### WHAT IS REQUIRED:
Whenever a line contains the string "Today", copy it out of the entries.

--- START OF DATA TO USE ---

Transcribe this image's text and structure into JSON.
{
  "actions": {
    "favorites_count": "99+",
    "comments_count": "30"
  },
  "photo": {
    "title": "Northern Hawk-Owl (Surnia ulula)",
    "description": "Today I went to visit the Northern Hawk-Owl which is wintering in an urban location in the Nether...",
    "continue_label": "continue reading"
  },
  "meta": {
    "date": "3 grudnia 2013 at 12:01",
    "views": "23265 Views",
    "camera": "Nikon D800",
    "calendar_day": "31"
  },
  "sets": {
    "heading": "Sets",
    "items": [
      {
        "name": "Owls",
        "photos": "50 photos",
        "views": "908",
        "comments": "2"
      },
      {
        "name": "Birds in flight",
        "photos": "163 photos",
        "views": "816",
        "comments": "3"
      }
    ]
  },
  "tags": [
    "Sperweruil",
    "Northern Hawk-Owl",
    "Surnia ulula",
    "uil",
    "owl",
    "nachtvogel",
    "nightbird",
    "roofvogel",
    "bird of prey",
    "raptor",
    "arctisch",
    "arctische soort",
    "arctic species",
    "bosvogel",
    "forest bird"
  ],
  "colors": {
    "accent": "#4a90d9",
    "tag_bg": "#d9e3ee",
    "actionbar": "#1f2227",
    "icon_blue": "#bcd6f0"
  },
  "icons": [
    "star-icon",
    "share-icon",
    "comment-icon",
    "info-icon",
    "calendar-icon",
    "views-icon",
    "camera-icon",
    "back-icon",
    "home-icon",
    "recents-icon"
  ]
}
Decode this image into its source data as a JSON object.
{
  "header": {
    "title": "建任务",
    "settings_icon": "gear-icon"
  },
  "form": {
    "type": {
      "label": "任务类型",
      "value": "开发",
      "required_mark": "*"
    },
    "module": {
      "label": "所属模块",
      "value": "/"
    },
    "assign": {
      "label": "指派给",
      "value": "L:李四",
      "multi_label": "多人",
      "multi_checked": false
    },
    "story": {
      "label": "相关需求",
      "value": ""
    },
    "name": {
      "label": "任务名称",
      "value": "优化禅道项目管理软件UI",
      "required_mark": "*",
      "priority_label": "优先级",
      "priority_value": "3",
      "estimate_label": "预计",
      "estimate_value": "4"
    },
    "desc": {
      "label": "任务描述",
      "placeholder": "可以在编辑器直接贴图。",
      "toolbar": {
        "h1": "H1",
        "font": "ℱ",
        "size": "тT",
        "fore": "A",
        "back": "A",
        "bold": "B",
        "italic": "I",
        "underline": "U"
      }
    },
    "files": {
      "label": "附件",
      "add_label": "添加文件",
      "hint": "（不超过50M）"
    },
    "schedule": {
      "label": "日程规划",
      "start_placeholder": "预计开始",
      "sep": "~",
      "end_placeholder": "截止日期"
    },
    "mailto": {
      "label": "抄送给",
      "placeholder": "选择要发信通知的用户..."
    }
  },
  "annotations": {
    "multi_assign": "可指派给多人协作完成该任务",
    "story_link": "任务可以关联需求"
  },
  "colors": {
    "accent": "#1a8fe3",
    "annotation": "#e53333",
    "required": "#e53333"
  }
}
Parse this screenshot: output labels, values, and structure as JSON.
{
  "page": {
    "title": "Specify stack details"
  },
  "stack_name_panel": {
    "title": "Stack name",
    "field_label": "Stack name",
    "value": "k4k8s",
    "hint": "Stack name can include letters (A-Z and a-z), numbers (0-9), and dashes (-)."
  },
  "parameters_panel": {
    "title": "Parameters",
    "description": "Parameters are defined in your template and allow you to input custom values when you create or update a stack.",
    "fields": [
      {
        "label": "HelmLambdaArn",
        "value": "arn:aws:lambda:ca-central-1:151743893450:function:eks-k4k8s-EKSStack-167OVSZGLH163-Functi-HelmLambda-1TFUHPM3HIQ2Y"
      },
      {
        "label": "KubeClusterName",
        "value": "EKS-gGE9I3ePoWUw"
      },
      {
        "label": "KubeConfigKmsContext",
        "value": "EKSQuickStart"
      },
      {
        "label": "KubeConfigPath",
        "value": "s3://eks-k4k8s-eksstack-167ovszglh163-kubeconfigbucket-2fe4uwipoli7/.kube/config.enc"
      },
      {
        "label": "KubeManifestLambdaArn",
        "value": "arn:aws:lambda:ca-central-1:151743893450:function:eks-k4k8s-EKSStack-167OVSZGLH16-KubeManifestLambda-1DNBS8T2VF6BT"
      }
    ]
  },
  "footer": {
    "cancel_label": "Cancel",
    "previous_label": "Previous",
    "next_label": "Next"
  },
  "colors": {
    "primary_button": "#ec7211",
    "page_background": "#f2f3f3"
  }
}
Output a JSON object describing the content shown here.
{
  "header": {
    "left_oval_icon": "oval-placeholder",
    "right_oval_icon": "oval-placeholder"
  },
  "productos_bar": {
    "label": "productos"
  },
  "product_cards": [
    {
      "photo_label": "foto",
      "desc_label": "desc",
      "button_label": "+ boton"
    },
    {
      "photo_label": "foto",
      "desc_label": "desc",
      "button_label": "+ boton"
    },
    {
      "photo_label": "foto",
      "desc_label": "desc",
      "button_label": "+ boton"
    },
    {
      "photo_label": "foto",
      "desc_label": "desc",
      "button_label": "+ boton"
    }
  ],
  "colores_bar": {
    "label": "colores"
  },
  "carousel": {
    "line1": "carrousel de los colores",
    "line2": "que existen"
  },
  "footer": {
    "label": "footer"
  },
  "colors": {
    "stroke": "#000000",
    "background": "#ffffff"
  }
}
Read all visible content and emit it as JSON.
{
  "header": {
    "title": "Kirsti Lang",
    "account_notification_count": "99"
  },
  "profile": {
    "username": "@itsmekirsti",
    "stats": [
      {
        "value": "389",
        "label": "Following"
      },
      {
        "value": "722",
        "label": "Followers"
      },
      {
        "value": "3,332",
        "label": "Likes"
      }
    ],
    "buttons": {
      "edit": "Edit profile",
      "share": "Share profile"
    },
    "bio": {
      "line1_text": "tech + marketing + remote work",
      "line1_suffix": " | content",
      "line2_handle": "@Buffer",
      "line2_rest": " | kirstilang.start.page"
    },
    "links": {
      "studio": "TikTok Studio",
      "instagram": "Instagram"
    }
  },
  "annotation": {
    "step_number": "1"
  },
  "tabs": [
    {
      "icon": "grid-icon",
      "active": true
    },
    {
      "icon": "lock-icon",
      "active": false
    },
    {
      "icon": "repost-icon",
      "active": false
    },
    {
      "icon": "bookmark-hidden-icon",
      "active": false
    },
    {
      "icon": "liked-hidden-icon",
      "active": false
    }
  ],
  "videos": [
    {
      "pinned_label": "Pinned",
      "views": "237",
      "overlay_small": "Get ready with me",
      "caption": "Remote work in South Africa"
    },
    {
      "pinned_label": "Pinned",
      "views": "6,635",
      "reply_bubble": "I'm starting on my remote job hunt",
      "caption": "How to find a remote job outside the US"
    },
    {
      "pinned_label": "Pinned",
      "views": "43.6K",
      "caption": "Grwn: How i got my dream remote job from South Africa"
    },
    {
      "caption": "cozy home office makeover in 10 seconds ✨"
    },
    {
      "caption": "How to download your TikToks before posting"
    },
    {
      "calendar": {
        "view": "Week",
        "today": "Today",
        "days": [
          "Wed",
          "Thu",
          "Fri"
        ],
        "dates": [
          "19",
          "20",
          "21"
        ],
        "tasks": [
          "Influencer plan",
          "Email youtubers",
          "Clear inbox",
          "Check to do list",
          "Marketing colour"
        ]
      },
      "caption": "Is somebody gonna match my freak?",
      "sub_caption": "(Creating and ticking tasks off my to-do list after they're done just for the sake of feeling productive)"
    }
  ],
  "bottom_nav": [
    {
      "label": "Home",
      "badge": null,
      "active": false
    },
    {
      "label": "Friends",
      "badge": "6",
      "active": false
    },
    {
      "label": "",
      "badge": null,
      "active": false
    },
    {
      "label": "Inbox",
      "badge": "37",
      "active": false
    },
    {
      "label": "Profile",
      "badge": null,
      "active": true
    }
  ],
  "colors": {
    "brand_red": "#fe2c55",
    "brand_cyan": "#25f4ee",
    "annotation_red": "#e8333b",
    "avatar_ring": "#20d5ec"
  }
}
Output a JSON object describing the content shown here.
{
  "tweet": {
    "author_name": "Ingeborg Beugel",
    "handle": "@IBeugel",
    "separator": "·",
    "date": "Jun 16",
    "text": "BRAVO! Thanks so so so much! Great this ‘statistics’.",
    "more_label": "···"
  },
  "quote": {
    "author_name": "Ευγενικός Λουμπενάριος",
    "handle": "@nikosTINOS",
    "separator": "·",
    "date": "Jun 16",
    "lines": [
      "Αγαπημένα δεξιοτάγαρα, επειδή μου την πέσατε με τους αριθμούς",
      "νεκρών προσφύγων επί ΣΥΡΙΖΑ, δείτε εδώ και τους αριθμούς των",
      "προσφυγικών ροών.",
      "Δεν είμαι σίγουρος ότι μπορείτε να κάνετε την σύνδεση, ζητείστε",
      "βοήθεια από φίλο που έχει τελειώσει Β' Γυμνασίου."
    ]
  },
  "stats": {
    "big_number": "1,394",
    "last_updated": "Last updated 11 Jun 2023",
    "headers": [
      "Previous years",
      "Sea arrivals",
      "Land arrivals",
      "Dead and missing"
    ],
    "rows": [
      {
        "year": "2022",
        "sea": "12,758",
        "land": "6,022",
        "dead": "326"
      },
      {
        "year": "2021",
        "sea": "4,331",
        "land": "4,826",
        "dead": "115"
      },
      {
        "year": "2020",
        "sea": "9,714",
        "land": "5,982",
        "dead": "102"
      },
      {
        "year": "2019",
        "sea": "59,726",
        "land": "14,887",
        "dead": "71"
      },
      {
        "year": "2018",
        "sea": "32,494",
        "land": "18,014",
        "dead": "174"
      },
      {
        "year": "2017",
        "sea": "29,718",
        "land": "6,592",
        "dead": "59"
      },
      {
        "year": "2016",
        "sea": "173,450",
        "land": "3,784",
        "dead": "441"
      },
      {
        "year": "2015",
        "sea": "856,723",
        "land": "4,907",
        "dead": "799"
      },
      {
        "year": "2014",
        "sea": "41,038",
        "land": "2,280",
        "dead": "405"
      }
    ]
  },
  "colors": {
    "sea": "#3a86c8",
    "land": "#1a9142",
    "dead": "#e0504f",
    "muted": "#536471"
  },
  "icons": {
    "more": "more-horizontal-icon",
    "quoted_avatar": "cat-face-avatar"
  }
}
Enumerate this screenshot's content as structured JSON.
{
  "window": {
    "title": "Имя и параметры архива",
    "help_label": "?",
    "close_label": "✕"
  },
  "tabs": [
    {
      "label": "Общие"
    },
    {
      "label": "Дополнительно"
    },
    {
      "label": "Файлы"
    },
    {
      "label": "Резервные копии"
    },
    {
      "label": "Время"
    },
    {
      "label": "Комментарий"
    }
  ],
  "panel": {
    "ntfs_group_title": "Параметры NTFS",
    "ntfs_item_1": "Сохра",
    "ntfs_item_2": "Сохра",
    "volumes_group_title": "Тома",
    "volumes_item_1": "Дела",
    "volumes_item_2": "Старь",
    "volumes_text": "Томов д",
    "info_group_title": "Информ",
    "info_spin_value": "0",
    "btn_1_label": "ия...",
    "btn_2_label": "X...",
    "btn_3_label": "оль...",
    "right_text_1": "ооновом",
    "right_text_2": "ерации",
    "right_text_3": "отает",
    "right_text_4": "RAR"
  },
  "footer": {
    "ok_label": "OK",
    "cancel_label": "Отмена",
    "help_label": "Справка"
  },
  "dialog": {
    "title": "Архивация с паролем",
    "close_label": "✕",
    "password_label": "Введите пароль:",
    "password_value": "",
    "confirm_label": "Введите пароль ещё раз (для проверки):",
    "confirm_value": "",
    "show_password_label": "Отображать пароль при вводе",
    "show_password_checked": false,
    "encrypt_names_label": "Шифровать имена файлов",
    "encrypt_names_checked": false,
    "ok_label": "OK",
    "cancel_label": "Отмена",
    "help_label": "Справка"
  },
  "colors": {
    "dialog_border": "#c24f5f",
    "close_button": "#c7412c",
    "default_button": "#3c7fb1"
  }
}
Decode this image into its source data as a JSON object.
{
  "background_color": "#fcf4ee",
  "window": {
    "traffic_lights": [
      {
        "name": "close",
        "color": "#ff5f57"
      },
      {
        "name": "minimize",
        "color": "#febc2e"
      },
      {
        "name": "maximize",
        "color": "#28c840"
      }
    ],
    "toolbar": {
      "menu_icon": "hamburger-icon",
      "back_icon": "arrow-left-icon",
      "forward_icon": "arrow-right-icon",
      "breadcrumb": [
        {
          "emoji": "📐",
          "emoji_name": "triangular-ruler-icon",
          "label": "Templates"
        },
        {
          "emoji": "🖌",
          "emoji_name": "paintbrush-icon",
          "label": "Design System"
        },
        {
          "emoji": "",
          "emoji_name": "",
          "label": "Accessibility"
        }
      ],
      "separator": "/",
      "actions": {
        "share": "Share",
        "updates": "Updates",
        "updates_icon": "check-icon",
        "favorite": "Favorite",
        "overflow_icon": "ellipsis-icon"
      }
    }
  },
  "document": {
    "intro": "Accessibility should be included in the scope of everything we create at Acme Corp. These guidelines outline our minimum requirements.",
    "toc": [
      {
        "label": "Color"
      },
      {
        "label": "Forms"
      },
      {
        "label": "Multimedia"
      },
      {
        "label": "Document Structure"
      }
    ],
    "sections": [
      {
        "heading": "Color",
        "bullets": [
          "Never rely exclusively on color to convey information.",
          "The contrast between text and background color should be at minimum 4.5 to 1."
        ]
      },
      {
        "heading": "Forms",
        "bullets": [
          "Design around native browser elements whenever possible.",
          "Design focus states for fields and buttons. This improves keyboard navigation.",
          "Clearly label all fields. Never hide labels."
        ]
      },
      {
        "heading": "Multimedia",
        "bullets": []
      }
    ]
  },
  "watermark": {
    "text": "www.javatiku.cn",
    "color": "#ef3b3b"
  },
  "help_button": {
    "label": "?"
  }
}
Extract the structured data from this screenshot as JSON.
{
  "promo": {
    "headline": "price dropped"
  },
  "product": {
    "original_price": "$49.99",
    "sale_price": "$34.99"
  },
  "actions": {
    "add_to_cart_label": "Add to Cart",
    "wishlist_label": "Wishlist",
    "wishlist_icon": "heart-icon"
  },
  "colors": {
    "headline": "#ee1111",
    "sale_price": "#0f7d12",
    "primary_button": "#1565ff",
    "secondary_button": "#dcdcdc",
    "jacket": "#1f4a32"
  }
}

--- END OF DATA TO USE ---

### RESULT OF THE EXERCISE:
    "description": "Today I went to visit the Northern Hawk-Owl which is wintering in an urban location in the Nether...",
        "today": "Today",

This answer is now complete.